DESCRIPTION OF THE TASK: Select, from the material below, each line with "DOPS" in it.

PROVIDED DATA:

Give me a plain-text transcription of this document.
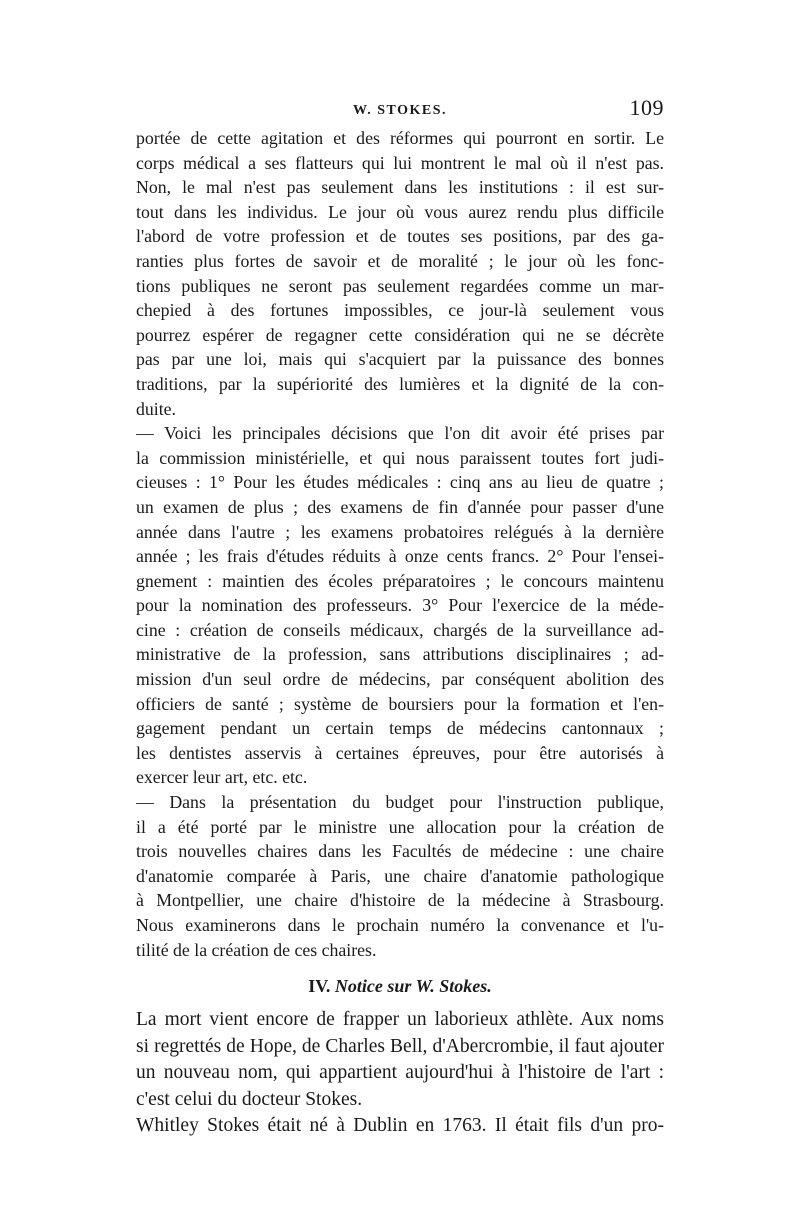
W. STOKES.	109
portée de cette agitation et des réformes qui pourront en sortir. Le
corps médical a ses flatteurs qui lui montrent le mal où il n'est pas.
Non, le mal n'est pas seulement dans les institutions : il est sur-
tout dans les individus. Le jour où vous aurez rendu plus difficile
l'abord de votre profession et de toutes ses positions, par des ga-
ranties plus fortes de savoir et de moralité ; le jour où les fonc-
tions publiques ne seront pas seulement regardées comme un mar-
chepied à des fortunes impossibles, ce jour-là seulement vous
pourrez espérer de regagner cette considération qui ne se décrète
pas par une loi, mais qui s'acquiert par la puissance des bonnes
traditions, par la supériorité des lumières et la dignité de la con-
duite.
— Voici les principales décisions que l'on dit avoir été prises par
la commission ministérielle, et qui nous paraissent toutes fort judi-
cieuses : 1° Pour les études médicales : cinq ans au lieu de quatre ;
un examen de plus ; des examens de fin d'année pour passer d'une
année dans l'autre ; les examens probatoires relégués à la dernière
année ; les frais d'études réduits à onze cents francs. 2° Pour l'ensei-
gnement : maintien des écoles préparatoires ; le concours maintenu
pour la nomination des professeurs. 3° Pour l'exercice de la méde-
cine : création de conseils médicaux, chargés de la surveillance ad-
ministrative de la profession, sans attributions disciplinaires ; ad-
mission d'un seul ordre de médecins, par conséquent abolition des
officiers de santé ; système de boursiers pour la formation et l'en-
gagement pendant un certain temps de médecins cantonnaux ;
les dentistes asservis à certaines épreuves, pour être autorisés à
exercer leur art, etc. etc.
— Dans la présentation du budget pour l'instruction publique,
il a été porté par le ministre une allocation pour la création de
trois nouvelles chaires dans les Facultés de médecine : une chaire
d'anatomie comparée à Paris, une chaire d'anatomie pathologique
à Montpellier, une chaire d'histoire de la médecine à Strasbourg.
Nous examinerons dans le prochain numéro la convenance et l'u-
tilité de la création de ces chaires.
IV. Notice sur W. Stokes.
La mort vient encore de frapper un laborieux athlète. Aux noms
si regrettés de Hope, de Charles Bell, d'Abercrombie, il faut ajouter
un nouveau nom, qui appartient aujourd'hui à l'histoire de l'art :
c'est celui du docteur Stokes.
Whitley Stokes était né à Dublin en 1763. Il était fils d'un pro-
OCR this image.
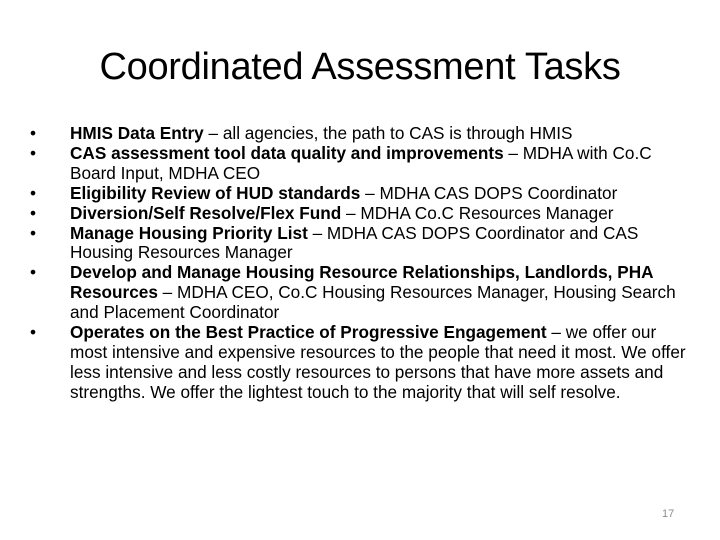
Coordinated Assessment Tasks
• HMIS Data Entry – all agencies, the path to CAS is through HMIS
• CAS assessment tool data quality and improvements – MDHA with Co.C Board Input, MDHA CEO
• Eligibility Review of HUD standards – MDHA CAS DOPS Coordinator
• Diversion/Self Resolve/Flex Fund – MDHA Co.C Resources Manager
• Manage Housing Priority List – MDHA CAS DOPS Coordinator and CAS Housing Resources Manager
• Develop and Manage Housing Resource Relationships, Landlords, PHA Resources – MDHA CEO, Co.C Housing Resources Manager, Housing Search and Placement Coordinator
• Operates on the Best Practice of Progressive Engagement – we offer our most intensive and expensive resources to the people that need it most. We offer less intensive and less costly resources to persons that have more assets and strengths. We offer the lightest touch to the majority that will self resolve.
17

FULL OUTPUT:
• Eligibility Review of HUD standards – MDHA CAS DOPS Coordinator
• Manage Housing Priority List – MDHA CAS DOPS Coordinator and CAS Housing Resources Manager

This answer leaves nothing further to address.